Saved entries
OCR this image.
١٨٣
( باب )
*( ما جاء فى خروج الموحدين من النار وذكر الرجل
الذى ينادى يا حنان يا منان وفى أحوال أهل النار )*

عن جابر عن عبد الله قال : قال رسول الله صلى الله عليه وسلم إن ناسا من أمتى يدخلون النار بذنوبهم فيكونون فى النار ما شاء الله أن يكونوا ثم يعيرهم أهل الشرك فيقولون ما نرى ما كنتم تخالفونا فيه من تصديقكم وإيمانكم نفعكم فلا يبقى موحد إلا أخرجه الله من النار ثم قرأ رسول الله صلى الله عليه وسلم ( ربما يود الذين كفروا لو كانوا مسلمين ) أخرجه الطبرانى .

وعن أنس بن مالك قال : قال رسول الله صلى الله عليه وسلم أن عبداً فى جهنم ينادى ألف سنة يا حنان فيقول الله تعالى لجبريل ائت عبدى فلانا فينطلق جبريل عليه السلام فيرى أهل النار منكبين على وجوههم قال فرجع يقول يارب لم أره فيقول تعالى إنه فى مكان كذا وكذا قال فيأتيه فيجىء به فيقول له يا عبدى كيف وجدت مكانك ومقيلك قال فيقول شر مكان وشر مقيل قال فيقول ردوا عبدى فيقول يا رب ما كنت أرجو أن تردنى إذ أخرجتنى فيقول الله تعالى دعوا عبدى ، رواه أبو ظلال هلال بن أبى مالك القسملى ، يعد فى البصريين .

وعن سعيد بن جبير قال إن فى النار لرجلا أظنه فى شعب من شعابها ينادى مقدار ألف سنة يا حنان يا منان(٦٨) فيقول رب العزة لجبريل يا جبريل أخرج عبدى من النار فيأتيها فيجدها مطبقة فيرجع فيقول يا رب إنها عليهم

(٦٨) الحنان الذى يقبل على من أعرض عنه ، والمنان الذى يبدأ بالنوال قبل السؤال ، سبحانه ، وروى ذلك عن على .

* **Problem requirements**
Take the lines above and retype all of them exactly.

* **Answer to this exercise**
OCR this image.
١٨٣
( باب )
*( ما جاء فى خروج الموحدين من النار وذكر الرجل
الذى ينادى يا حنان يا منان وفى أحوال أهل النار )*

عن جابر عن عبد الله قال : قال رسول الله صلى الله عليه وسلم إن ناسا من أمتى يدخلون النار بذنوبهم فيكونون فى النار ما شاء الله أن يكونوا ثم يعيرهم أهل الشرك فيقولون ما نرى ما كنتم تخالفونا فيه من تصديقكم وإيمانكم نفعكم فلا يبقى موحد إلا أخرجه الله من النار ثم قرأ رسول الله صلى الله عليه وسلم ( ربما يود الذين كفروا لو كانوا مسلمين ) أخرجه الطبرانى .

وعن أنس بن مالك قال : قال رسول الله صلى الله عليه وسلم أن عبداً فى جهنم ينادى ألف سنة يا حنان فيقول الله تعالى لجبريل ائت عبدى فلانا فينطلق جبريل عليه السلام فيرى أهل النار منكبين على وجوههم قال فرجع يقول يارب لم أره فيقول تعالى إنه فى مكان كذا وكذا قال فيأتيه فيجىء به فيقول له يا عبدى كيف وجدت مكانك ومقيلك قال فيقول شر مكان وشر مقيل قال فيقول ردوا عبدى فيقول يا رب ما كنت أرجو أن تردنى إذ أخرجتنى فيقول الله تعالى دعوا عبدى ، رواه أبو ظلال هلال بن أبى مالك القسملى ، يعد فى البصريين .

وعن سعيد بن جبير قال إن فى النار لرجلا أظنه فى شعب من شعابها ينادى مقدار ألف سنة يا حنان يا منان(٦٨) فيقول رب العزة لجبريل يا جبريل أخرج عبدى من النار فيأتيها فيجدها مطبقة فيرجع فيقول يا رب إنها عليهم

(٦٨) الحنان الذى يقبل على من أعرض عنه ، والمنان الذى يبدأ بالنوال قبل السؤال ، سبحانه ، وروى ذلك عن على .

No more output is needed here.